● Источник:
┌──

В различных официальных документах священник Эльвард тесно связан с епископом и сторонниками нового культа Уильяма в Норвиче. К этой группе людей с общими интересам относятся монах по имени Элиас, позже ставший приором, и конюший (de stabulario) Генри, позже ставший лесничим. В дополнение к ним в число людей, засвидетельствовавших одну грамоту между 1121 и 1135 годами, входят Уильям Тарб (позже епископ), Уильям де Новер и Уильям Певерел; все они позже будут связаны с почитанием св. Уильяма[192]. Еще в одной грамоте на имя того же благоприобретателя стоят все те же имена, а также на этот раз фигурирует управляющий (dapifer) Джон, сыну которого, как утверждает Томас Монмутский, примерно в 1151 году помогло заступничество св. Уильяма[193].
В «Житии и страстях» Эльвард именуется необходимым «законным свидетелем» (testis legitimus). Остальные люди, нашедшие тело Уильяма в лесу, на подобный статус притязать не могли. «Посетив в этот вечер церкви в городе, он возвращался домой из церкви св. Марии Магдалины по опушке леса в сопровождении одного слуги»[194]. Именно тогда Эльвард, по его утверждению, якобы увидел евреев, несущих тело. Посещение церквей подтверждает вероятность того, что перед нами действительно священник Эльвард, а не просто богатый мирянин. До кончины Эльварда никто не связывал евреев с телом подмастерья. Но Томас пишет, что на смертном одре в 1149/1150 году Эльвард Дэд исповедался двум близким коллегам, Уикману и еще одному человеку, священнику церкви св. Николая (имя которого в «Житии» не упоминается), рассказав им, что он видел. И, соответственно, вклад Эльварда в повествование Томаса Монмутского о ритуальном убийстве оказывается посмертным и дошедшим до нас через третьи руки[195].
Монахи, поддерживавшие почитание св. Уильяма, были людьми видными и, что важно, самыми старыми насельниками приората, лично знавшими его основателей. Хотя приорат возглавляли норманны, другие сторонники почитания св. Уильяма были местными, англичанами и принадлежали к тому же поколению, что и Годвин, и культ Уильяма отражал многие англосаксонские ценности[196]. Еще до того, как они объединились в поддержке нового святого покровителя Норвичского собора, они не один десяток лет трудились бок о бок[197]. Их общие интересы возникли не в результате того, что Томас Монмутский написал свое «Житие» – наоборот, «Житие» появилось потому, что эти общие интересы уже существовали. Наиболее рьяные сторонники почитания Уильяма являлись самыми старейшими насельниками монастыря, и во многом культ Уильяма был старомодным, он отражал старинные англосаксонские представления о святости, невинности и насилии[198].

└──

● Что нужно сделать:
(1) Пожалуйста, измените отрывок из текста о культе св. Уильяма, начиная с «В различных официальных» и заканчивая «заступничество св. Уильяма[193].», заменив «лесничим» на «шерифом».
(2) Напишите продолжение текста о культе св. Уильяма, которое идёт сразу после его последнего предложения.
Материал для этой работы не нужен.

● Выдержки из материала:
┌──

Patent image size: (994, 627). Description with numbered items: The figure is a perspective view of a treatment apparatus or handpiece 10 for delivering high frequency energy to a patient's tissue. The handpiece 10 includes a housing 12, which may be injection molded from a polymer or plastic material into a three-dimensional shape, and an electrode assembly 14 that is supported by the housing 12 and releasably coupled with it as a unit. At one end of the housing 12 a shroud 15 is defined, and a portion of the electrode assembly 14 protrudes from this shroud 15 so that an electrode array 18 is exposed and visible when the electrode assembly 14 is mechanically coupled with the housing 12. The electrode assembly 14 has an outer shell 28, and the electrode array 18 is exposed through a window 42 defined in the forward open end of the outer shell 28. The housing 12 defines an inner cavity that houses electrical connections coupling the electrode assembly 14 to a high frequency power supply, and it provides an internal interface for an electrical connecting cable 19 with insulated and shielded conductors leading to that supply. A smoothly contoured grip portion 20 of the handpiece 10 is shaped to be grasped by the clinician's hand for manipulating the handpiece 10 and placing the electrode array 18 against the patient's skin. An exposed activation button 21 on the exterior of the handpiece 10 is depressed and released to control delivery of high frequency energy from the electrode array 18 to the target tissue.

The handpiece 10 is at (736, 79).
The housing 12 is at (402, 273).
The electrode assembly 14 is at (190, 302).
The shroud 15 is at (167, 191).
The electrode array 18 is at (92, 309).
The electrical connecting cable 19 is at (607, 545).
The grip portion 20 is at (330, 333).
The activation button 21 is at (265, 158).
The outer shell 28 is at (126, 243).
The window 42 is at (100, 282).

└──

● Решённые задачи:
(1)
В различных официальных документах священник Эльвард тесно связан с епископом и сторонниками нового культа Уильяма в Норвиче. К этой группе людей с общими интересам относятся монах по имени Элиас, позже ставший приором, и конюший (de stabulario) Генри, позже ставший шерифом. В дополнение к ним в число людей, засвидетельствовавших одну грамоту между 1121 и 1135 годами, входят Уильям Тарб (позже епископ), Уильям де Новер и Уильям Певерел; все они позже будут связаны с почитанием св. Уильяма[192]. Еще в одной грамоте на имя того же благоприобретателя стоят все те же имена, а также на этот раз фигурирует управляющий (dapifer) Джон, сыну которого, как утверждает Томас Монмутский, примерно в 1151 году помогло заступничество св. Уильяма[193].

(2)
Линии раскола, возникшие в 1144 году, в год убийства Уильяма, отражали не просто противостояние норманнов и англосаксов, христиан и евреев, города и монастырей. Скорее, эти линии раскола оказались типичными для городов XII века, где существовали прочные институциональные связи и церковные клики: это был раскол между монахами соборного приората и монахами церкви св. Михаила; между монахами Норвича и монахами Сибтонского приората, основанного семьей шерифа Джона де Чезни; между инициативами матери-церкви и попытками Годвина утвердить новый культ вне ее; и, прежде всего, между Норвичским собором и аббатством в Бери. Почитание св. Уильяма могло привести к примирению и гармонии или же стать полем битвы, где сталкивались все эти местные противоборствующие стороны.
Интерес к останкам Уильяма, приведший к тому, что подросток был вознесен до положения почитаемого святого покровителя, возник только после трагических событий, произошедших на протяжении пяти лет после его смерти. «Святой» Уильям был порождением кризисного мировоззрения, сложившегося в тяжелый период экономической, социальной, политической и религиозной неопределенности, последовавшей за военными неудачами. Сообразительные церковники поставили его печальную, но непримечательную смерть на службу своим интересам, пытаясь объяснить и понять ключевые события недавнего прошлого. Между тем днем, когда нашли тело Уильяма, и его прославлением как святого заступника трагически закончился Второй крестовый поход. После крестового похода новые толкования прошлых событий превратили евреев в более могущественного врага, Норвич – в благословенный город, а Уильяма – в святого чудотворца. Чтобы понять, как это произошло, нужно обратиться к другому убийству. Случившееся позже убийство еврейского банкира, дававшего деньги в долг сэру Симону де Новеру, стало непосрественным катализатором становления культа св. Уильяма Норвичского и привело к самым ранним известным обвинениям в ритуальном убийстве. Теперь мы обратимся к этому второму убийству и к провалу Второго крестового похода, следствием которого оно оказалось.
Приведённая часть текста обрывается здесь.